====== RECORDS SHOWN
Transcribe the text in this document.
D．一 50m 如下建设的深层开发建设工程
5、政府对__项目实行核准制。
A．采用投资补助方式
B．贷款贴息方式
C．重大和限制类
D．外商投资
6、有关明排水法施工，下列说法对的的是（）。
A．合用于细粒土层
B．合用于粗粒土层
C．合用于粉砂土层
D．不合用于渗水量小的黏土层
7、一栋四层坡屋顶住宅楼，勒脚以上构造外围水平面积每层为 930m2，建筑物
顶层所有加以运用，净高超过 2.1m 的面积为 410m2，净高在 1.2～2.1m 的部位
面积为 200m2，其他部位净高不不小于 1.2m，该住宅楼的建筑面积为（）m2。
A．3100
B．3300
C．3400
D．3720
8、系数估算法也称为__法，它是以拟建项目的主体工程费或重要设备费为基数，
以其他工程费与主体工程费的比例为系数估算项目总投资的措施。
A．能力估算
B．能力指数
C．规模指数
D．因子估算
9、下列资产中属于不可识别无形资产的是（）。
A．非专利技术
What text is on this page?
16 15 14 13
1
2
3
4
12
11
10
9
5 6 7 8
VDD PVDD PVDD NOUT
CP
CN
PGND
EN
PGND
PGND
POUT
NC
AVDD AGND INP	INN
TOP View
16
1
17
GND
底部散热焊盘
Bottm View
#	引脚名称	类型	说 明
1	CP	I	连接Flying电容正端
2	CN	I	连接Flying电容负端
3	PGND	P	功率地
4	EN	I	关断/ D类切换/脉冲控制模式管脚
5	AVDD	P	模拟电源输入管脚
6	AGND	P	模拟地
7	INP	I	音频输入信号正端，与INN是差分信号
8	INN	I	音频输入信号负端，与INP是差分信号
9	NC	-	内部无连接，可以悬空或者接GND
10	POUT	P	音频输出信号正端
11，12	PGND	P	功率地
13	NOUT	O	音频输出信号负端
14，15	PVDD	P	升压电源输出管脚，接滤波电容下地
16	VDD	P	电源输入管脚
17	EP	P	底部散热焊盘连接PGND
============
**WHAT TO DO**. Repeat the entries shown above, every one, word for word.

**TASK SOLUTION**.
Transcribe the text in this document.
D．一 50m 如下建设的深层开发建设工程
5、政府对__项目实行核准制。
A．采用投资补助方式
B．贷款贴息方式
C．重大和限制类
D．外商投资
6、有关明排水法施工，下列说法对的的是（）。
A．合用于细粒土层
B．合用于粗粒土层
C．合用于粉砂土层
D．不合用于渗水量小的黏土层
7、一栋四层坡屋顶住宅楼，勒脚以上构造外围水平面积每层为 930m2，建筑物
顶层所有加以运用，净高超过 2.1m 的面积为 410m2，净高在 1.2～2.1m 的部位
面积为 200m2，其他部位净高不不小于 1.2m，该住宅楼的建筑面积为（）m2。
A．3100
B．3300
C．3400
D．3720
8、系数估算法也称为__法，它是以拟建项目的主体工程费或重要设备费为基数，
以其他工程费与主体工程费的比例为系数估算项目总投资的措施。
A．能力估算
B．能力指数
C．规模指数
D．因子估算
9、下列资产中属于不可识别无形资产的是（）。
A．非专利技术
What text is on this page?
16 15 14 13
1
2
3
4
12
11
10
9
5 6 7 8
VDD PVDD PVDD NOUT
CP
CN
PGND
EN
PGND
PGND
POUT
NC
AVDD AGND INP	INN
TOP View
16
1
17
GND
底部散热焊盘
Bottm View
#	引脚名称	类型	说 明
1	CP	I	连接Flying电容正端
2	CN	I	连接Flying电容负端
3	PGND	P	功率地
4	EN	I	关断/ D类切换/脉冲控制模式管脚
5	AVDD	P	模拟电源输入管脚
6	AGND	P	模拟地
7	INP	I	音频输入信号正端，与INN是差分信号
8	INN	I	音频输入信号负端，与INP是差分信号
9	NC	-	内部无连接，可以悬空或者接GND
10	POUT	P	音频输出信号正端
11，12	PGND	P	功率地
13	NOUT	O	音频输出信号负端
14，15	PVDD	P	升压电源输出管脚，接滤波电容下地
16	VDD	P	电源输入管脚
17	EP	P	底部散热焊盘连接PGND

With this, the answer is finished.